Consignes -
1. D'après l'article sur la chorégraphe Won Kim, à quel âge a-t-elle commencé la danse classique ?
2. Dans l'article sur la chorégraphe Won Kim, pourquoi la situation est-elle décrite comme « un échange de bons procédés » ? Répondez en une à trois phrases.
3. Reprenez l'article sur la chorégraphe Won Kim à la suite de sa dernière phrase.

Madame Kim à la Banannefabrik 

par Marie-Laure Rolland

C’est un échange de bons procédés. Durant trois semaines, le Centre de création chorégraphique du Luxembourg (Trois C-L) a accueilli une compagnie coréenne en résidence. Début octobre, Léa Tirabasso prendra la direction de la Corée avec cinq danseurs pour présenter Toys sur la scène du Seoul International Dance Festival. A quoi peut-elle s’attendre ? Nous avons posé la question au directeur artistique Jonh-Ho Lee et à la chorégraphe Won Kim.

La rencontre a lieu à l’issue du rendez-vous mensuel du 3 du Trois, qui permet au public de découvrir des nouvelles créations ou des travaux de recherche. Won Kim est une petite femme à la silhouette fine et nerveuse qui, à 55 ans, effectue le plus naturellement du monde des figures acrobatiques au bras de son jeune partenaire, un ancien élève de l’université de Seoul où elle enseigne en free-lance. «Je m’entraîne quatre à cinq heures par jour», confie l’artiste sur laquelle le temps ne semble pas avoir de prise. Elle a débuté à 10 ans la danse classique dans ce qu’elle appelle le «western style», avant de découvrir à 13 ans le néo-classique et de progressivement s’initier à la danse moderne et contemporaine. Une formation qu’elle a approfondie au milieu des années 80 à New York.

Lignes fournies -
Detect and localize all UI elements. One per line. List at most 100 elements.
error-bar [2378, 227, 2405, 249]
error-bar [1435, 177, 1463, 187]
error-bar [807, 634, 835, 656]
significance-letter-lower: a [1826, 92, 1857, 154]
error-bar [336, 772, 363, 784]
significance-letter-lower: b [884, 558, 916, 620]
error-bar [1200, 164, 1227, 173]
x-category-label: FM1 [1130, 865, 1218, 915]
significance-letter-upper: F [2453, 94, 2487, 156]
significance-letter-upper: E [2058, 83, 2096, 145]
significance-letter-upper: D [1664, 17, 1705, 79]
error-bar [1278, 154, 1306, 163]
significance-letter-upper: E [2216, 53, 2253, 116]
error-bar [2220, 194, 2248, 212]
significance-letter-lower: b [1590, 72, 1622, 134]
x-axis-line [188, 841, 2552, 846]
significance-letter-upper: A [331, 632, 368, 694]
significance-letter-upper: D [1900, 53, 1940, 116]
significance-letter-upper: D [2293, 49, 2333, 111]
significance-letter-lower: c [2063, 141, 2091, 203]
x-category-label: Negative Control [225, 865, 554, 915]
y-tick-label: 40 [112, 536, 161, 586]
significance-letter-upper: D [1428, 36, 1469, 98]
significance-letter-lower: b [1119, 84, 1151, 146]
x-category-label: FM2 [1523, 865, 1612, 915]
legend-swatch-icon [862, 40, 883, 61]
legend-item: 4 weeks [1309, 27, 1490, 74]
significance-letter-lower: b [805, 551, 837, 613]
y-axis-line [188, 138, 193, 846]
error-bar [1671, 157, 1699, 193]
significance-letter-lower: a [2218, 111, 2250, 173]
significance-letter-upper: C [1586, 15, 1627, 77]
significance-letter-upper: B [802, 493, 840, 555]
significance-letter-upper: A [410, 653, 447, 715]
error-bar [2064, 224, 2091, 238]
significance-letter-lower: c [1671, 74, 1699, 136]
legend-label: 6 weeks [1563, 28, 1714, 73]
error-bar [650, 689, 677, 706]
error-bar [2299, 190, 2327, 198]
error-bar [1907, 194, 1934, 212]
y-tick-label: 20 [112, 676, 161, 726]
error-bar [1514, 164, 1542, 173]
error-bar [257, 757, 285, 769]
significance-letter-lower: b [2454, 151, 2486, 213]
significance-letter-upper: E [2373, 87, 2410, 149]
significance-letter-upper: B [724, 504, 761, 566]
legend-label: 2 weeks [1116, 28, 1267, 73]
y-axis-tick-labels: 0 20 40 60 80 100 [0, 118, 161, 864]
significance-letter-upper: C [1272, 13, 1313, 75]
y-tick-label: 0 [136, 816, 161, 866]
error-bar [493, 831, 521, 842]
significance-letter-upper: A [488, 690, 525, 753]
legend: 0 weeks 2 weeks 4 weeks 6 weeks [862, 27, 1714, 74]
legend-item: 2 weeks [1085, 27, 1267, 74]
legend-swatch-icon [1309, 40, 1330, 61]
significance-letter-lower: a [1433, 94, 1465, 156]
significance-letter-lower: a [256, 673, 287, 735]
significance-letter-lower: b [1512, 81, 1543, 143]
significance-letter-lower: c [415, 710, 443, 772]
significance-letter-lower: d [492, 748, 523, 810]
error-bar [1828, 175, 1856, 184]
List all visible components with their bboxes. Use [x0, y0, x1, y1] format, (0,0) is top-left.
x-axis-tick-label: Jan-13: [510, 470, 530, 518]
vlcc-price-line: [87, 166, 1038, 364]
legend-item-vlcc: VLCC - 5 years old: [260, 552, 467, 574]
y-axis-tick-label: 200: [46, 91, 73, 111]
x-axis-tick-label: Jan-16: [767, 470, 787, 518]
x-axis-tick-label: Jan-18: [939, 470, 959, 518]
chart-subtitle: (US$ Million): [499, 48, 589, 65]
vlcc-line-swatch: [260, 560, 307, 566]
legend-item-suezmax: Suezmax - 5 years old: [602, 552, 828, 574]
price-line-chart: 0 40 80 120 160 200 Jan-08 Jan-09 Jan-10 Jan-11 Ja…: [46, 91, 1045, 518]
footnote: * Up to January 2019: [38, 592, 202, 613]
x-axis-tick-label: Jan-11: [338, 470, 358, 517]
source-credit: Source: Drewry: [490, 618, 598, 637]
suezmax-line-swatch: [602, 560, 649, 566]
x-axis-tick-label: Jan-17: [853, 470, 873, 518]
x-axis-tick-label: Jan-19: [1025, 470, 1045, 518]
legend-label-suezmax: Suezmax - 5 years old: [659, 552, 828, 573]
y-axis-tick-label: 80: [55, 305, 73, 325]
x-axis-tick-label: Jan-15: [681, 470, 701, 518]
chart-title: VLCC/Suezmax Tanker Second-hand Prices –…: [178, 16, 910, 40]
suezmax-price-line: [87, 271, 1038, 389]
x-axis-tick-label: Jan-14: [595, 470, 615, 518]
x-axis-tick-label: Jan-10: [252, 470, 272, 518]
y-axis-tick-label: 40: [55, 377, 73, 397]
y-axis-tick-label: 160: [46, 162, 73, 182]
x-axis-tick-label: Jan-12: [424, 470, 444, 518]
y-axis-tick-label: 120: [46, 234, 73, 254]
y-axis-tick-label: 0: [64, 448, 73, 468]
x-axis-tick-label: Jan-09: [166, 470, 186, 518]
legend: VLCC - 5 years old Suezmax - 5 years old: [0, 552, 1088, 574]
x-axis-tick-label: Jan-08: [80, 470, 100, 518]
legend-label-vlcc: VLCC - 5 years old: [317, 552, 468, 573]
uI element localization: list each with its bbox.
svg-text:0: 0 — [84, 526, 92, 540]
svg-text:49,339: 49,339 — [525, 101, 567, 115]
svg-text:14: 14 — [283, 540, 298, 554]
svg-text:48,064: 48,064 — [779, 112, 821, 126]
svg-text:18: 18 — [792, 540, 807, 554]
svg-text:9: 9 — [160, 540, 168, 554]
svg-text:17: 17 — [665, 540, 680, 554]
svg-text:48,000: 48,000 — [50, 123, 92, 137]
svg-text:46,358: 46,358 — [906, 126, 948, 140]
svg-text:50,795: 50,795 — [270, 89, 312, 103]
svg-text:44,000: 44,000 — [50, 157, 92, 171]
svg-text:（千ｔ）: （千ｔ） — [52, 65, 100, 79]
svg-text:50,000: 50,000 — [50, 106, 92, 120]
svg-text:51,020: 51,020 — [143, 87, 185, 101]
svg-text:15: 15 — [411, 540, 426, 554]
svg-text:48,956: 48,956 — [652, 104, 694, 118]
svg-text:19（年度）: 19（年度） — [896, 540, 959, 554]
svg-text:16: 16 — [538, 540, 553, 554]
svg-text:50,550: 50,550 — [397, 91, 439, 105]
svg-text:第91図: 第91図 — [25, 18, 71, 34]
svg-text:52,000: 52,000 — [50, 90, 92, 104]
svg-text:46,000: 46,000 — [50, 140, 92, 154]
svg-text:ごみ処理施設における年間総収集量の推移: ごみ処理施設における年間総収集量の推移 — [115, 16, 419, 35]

Réponses par tâche -
1. À 10 ans.

2. Le Trois C-L a accueilli une compagnie coréenne en résidence pendant trois semaines. En retour, Léa Tirabasso partira début octobre en Corée avec cinq danseurs pour présenter Toys au Seoul International Dance Festival.

3.
« Western style »

Comme elle, les quatre chorégraphes du collectif TanzTheatreOnes en résidence à la Banannefabrik ont tous des parcours internationaux, que ce soit pour parfaire leur formation ou danser dans des compagnies occidentales. Cet ensemble vient de Seoul mais ceux qui s’attendaient à un zeste d’orientalisme auront été déçus.

Leur pièce, intitulée BeUNDO DoUNBE, explore les relations entre «l’être» (BeUNDO) et le «faire» (DoUNBE), en se basant sur l’improvisation mais aussi l’interaction entre les danseurs et la musique jouée sur scène. Voilà qui ne tranche pas vraiment avec ce que l’on a l’habitude de voir au Trois C-L.

TanzTheaterOnes (photo: Cie)

Won Kim nuance ce constat : «Il est vrai qu’il n’y a pas un style coréen en danse contemporaine. Notre travail s’inscrit dans une démarche en phase avec la scène internationale. La différence est plutôt dans la manière dont notre culture nous a façonnés, dont elle nous fait ressentir les choses. Notre danse en est le reflet».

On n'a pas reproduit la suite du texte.